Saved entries
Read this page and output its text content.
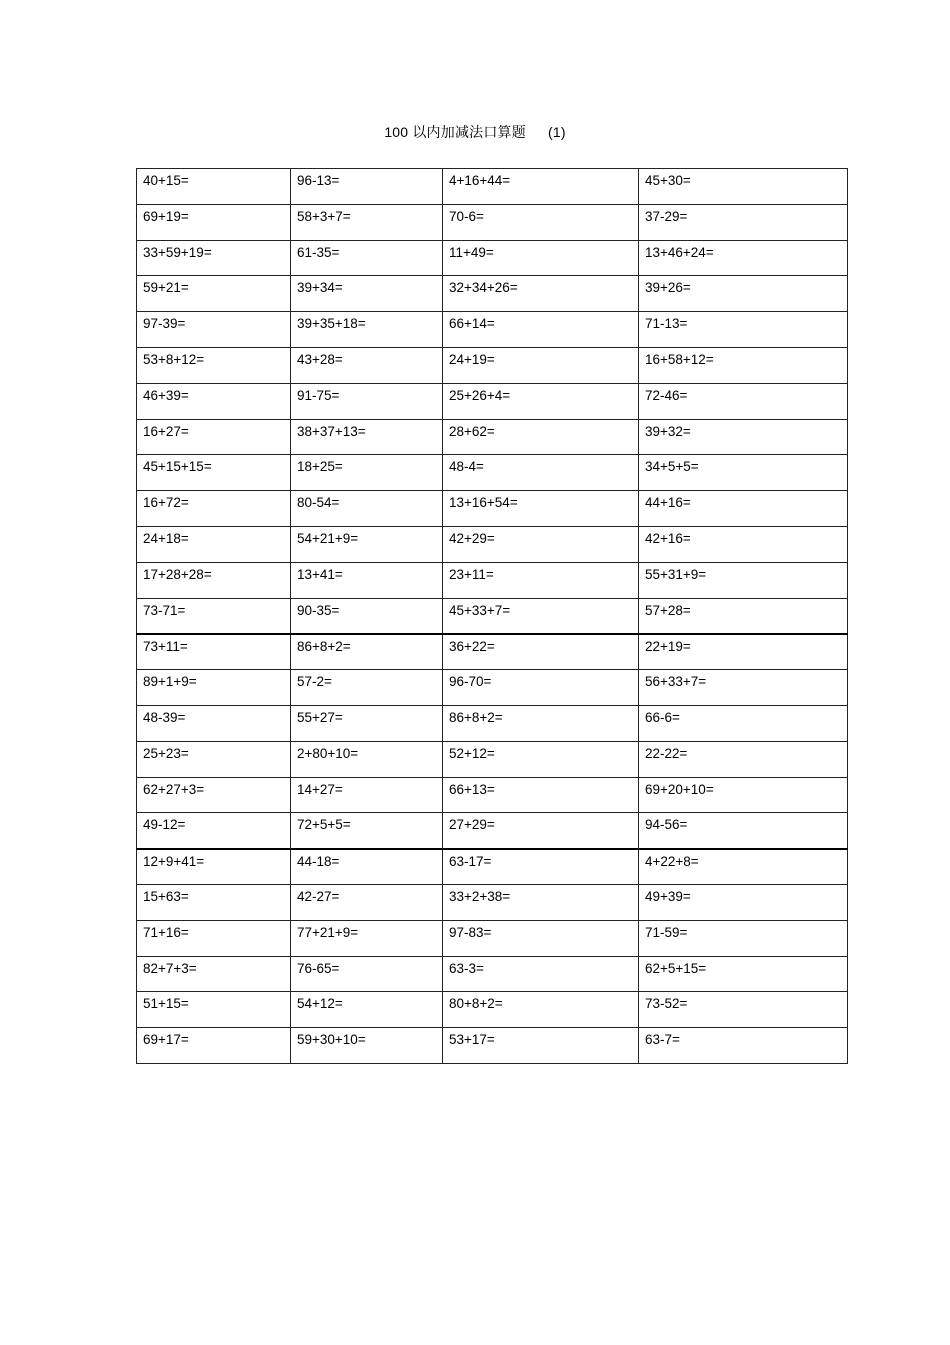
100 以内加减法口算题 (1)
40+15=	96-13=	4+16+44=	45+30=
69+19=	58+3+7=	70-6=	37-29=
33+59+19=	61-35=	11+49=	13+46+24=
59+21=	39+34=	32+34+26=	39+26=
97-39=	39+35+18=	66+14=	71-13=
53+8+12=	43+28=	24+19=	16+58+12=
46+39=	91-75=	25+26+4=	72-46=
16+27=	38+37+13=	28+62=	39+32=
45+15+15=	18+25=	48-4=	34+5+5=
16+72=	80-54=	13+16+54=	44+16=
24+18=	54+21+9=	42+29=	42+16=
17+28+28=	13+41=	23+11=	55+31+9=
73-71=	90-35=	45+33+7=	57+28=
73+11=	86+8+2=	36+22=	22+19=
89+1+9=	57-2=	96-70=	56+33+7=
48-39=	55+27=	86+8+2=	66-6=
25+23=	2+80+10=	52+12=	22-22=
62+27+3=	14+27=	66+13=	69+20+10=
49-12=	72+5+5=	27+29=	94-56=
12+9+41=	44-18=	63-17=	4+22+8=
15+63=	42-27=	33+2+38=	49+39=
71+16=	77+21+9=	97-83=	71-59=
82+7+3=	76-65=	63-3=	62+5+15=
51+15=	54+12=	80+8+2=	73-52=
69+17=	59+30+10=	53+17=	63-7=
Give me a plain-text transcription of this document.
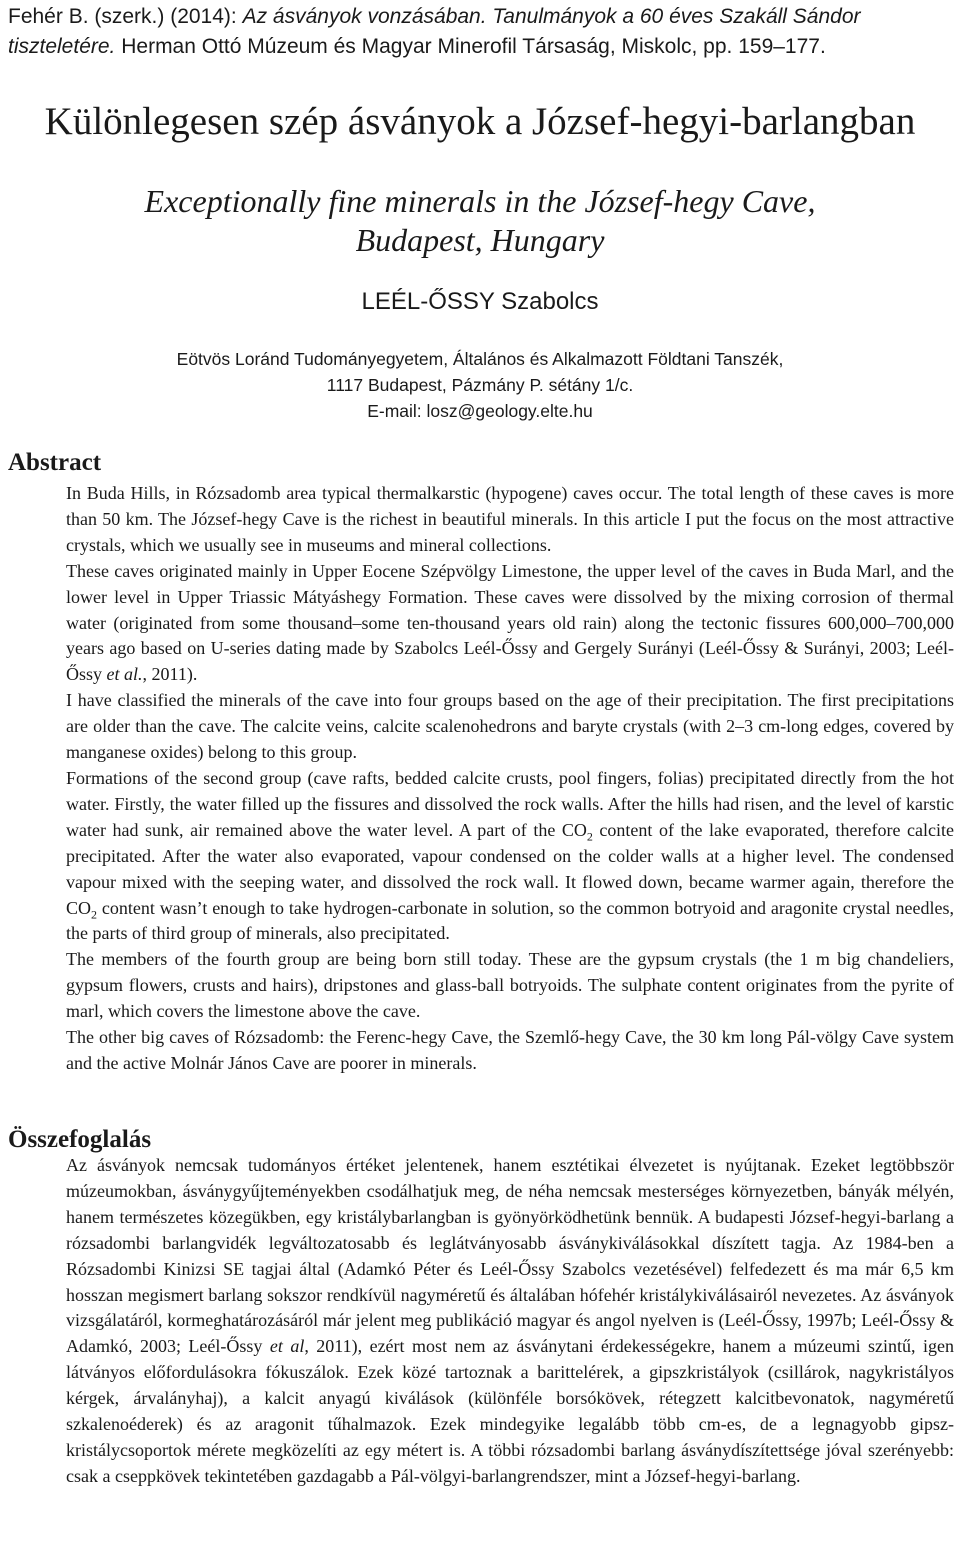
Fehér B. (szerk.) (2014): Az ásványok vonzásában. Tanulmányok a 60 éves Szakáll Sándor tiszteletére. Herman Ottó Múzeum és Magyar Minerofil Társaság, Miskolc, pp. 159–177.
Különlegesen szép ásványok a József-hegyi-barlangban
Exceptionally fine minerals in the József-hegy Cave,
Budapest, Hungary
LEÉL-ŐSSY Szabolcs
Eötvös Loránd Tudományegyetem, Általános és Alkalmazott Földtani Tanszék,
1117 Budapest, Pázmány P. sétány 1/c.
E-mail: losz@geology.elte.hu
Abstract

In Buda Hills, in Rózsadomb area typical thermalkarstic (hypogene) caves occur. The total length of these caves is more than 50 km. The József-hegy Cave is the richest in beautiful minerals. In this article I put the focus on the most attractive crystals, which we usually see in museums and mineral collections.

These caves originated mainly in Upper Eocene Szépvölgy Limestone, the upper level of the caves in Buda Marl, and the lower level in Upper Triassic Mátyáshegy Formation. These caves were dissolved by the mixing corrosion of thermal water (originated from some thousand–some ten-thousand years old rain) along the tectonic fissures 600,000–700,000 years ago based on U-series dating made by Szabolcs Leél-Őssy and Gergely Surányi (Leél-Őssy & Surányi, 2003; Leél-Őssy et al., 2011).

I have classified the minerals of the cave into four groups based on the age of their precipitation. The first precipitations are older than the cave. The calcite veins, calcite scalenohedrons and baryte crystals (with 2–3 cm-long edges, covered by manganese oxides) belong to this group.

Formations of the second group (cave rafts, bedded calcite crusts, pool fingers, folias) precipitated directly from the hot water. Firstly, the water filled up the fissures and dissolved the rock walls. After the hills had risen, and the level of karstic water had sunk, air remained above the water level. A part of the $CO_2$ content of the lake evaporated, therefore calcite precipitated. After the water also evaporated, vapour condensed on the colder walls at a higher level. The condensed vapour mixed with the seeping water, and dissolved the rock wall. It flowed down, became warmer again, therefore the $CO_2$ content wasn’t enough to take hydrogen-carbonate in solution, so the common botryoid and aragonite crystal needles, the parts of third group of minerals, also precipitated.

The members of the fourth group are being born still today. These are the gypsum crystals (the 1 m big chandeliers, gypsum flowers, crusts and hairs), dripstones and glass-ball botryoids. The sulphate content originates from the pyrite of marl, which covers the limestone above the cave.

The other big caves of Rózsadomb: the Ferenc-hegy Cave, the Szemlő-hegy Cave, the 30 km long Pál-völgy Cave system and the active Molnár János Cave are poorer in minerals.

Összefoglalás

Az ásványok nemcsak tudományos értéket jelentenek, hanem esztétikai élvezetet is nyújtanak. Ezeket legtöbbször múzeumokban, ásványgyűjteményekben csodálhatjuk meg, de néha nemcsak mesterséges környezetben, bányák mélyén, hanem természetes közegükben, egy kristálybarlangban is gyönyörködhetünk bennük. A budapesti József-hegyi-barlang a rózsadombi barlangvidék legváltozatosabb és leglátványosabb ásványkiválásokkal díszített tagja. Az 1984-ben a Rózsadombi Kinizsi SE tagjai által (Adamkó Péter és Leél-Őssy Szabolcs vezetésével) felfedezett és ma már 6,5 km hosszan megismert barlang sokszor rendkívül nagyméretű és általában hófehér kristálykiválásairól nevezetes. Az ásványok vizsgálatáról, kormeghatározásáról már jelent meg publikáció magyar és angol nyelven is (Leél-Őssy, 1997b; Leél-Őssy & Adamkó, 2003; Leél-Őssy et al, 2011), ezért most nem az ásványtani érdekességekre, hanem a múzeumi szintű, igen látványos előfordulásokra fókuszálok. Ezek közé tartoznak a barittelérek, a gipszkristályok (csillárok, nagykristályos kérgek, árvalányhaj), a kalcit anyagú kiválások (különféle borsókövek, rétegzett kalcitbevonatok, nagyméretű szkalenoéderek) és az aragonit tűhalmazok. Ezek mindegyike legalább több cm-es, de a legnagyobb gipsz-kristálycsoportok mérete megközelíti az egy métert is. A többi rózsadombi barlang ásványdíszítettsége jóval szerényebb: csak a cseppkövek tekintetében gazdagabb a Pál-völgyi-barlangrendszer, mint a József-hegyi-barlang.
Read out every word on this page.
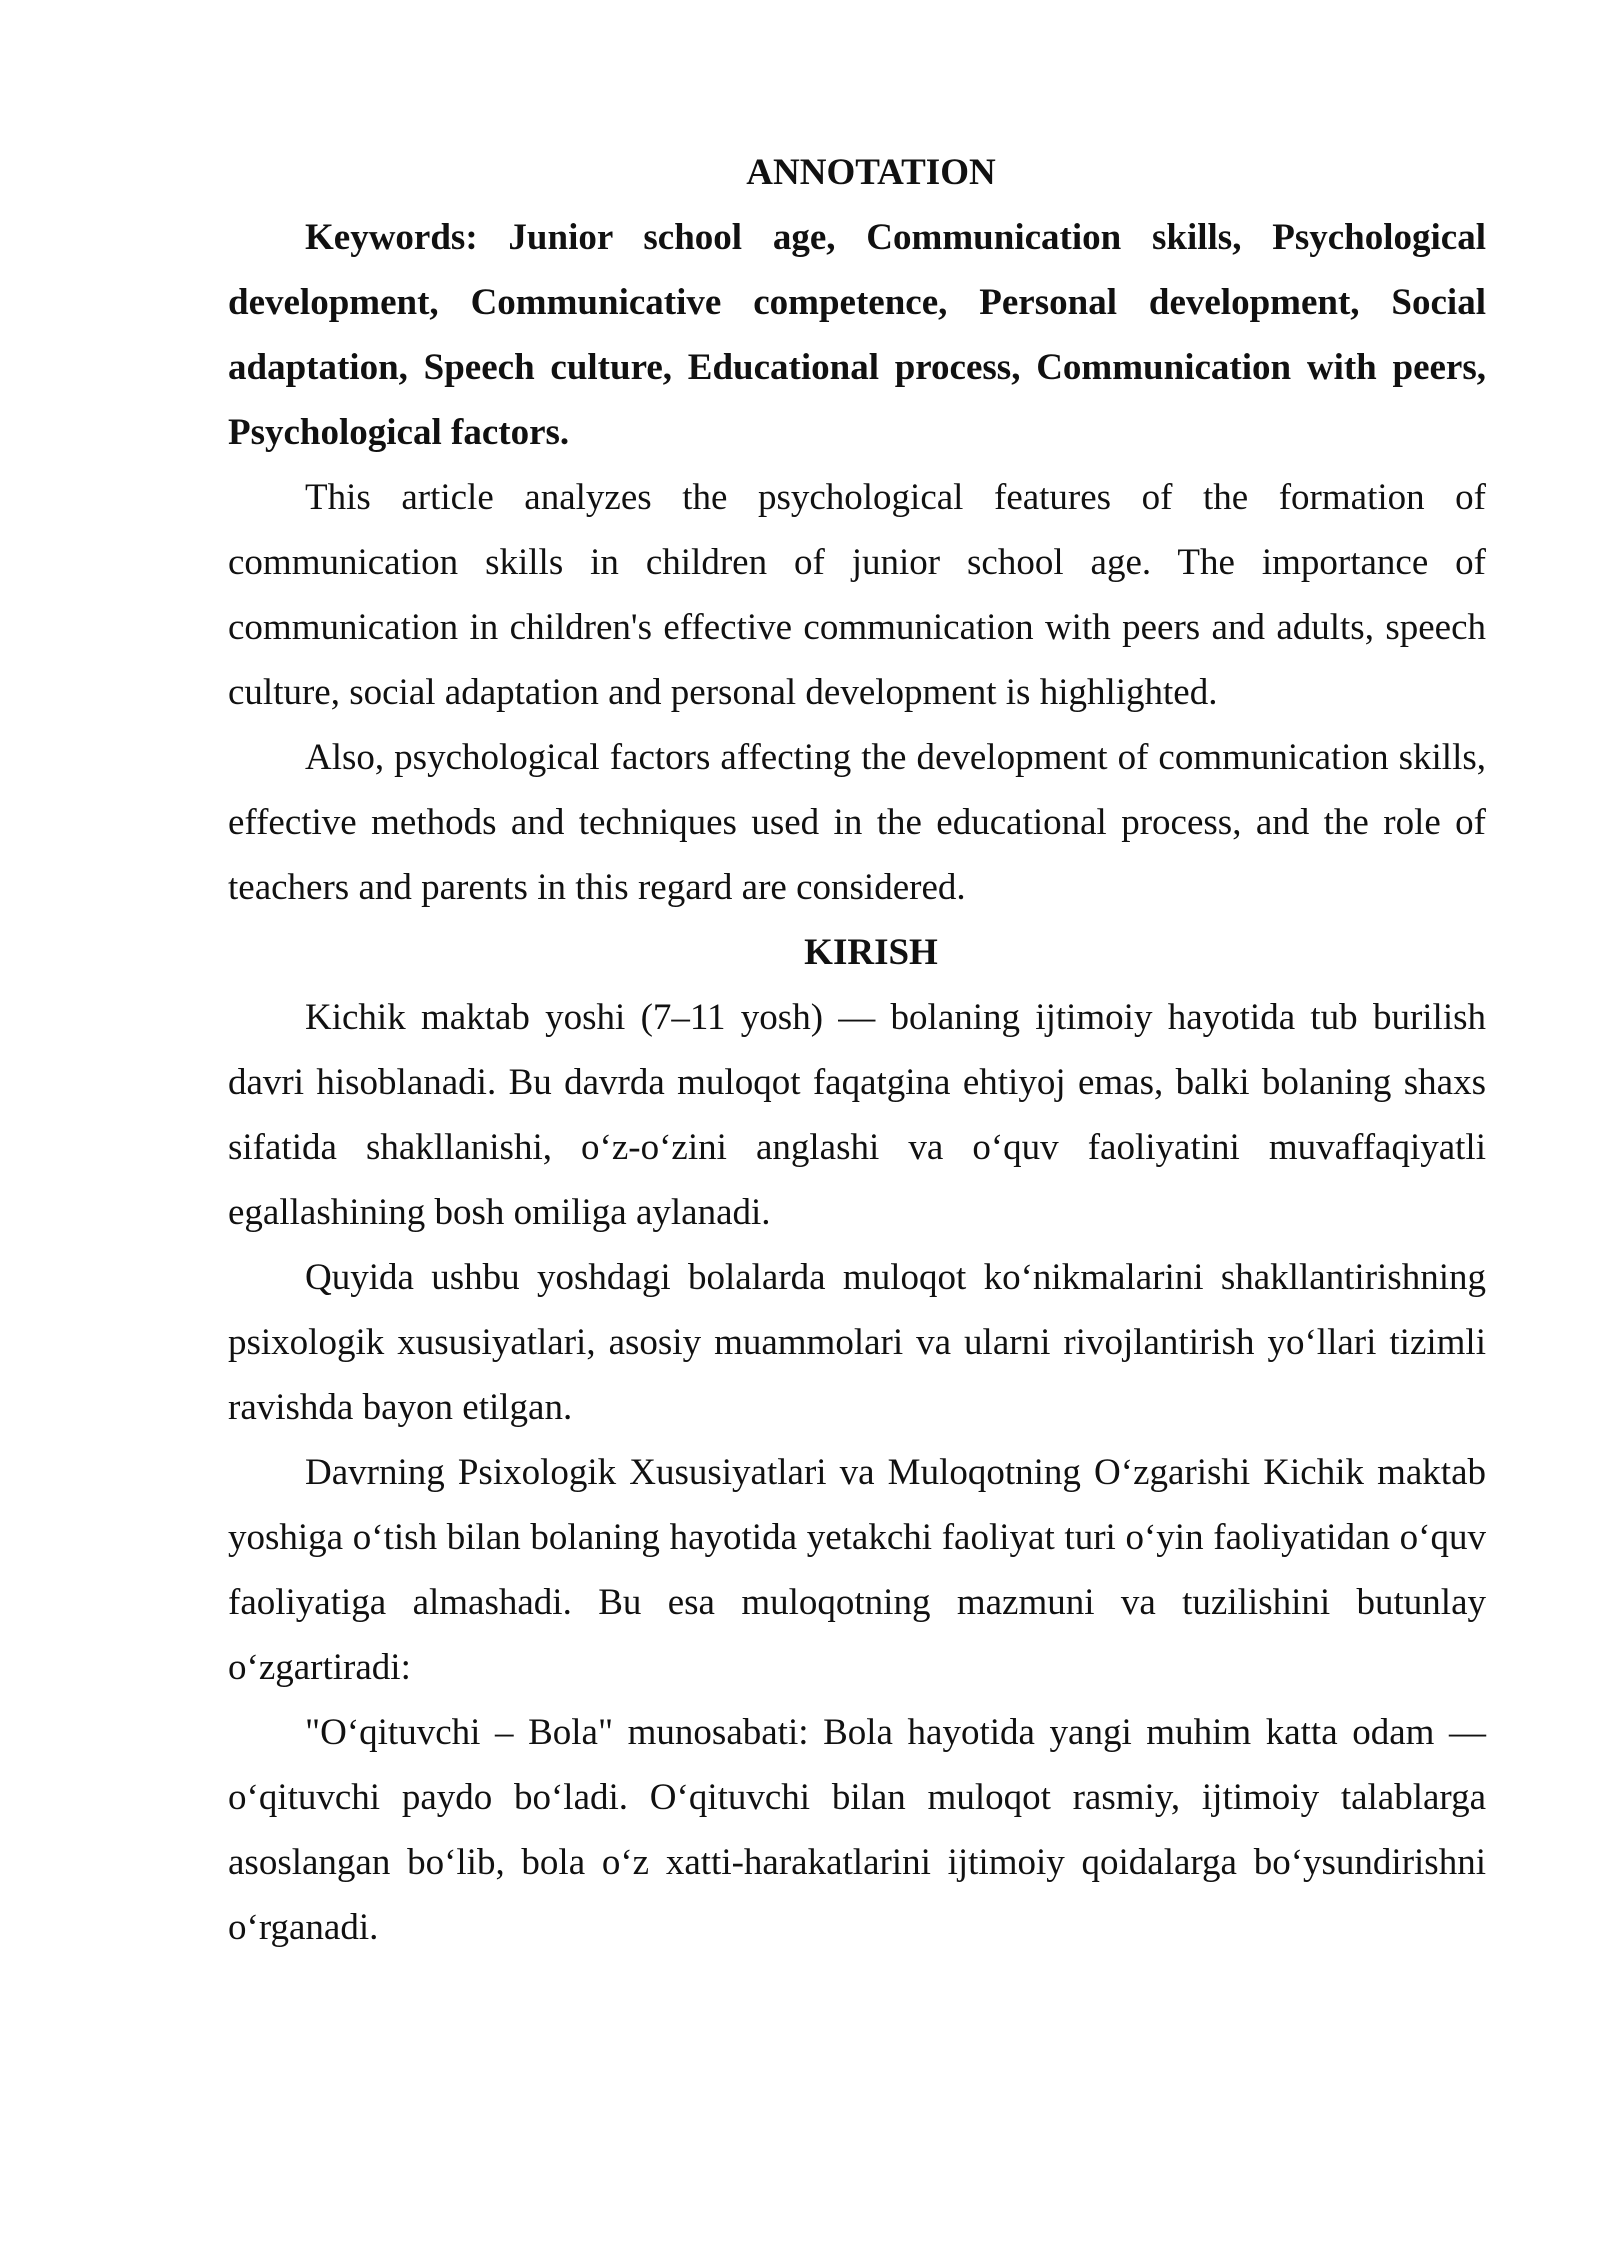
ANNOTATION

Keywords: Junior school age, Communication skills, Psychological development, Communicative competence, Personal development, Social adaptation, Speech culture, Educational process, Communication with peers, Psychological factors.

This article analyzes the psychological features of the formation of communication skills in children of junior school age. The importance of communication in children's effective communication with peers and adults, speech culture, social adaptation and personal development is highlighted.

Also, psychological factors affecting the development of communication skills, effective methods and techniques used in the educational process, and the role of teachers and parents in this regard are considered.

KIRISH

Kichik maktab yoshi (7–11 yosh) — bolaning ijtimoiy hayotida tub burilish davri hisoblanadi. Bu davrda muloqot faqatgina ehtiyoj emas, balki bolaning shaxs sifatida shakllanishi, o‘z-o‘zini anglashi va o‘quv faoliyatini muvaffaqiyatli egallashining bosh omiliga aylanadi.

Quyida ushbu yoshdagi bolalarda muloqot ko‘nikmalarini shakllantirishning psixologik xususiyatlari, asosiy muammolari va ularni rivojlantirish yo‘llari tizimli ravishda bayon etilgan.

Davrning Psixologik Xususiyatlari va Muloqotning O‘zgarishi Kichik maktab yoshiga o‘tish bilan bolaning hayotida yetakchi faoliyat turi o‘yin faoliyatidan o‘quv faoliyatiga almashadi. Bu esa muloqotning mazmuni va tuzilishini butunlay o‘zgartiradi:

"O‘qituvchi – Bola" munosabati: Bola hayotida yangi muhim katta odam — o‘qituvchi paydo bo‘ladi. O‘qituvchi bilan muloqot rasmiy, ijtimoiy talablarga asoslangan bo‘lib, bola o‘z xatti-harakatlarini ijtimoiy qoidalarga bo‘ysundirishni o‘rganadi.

Problem to solve: Return all lines containing "above".

Written answer:
Formations of the second group (cave rafts, bedded calcite crusts, pool fingers, folias) precipitated directly from the hot water. Firstly, the water filled up the fissures and dissolved the rock walls. After the hills had risen, and the level of karstic water had sunk, air remained above the water level. A part of the $CO_2$ content of the lake evaporated, therefore calcite precipitated. After the water also evaporated, vapour condensed on the colder walls at a higher level. The condensed vapour mixed with the seeping water, and dissolved the rock wall. It flowed down, became warmer again, therefore the $CO_2$ content wasn’t enough to take hydrogen-carbonate in solution, so the common botryoid and aragonite crystal needles, the parts of third group of minerals, also precipitated.
The members of the fourth group are being born still today. These are the gypsum crystals (the 1 m big chandeliers, gypsum flowers, crusts and hairs), dripstones and glass-ball botryoids. The sulphate content originates from the pyrite of marl, which covers the limestone above the cave.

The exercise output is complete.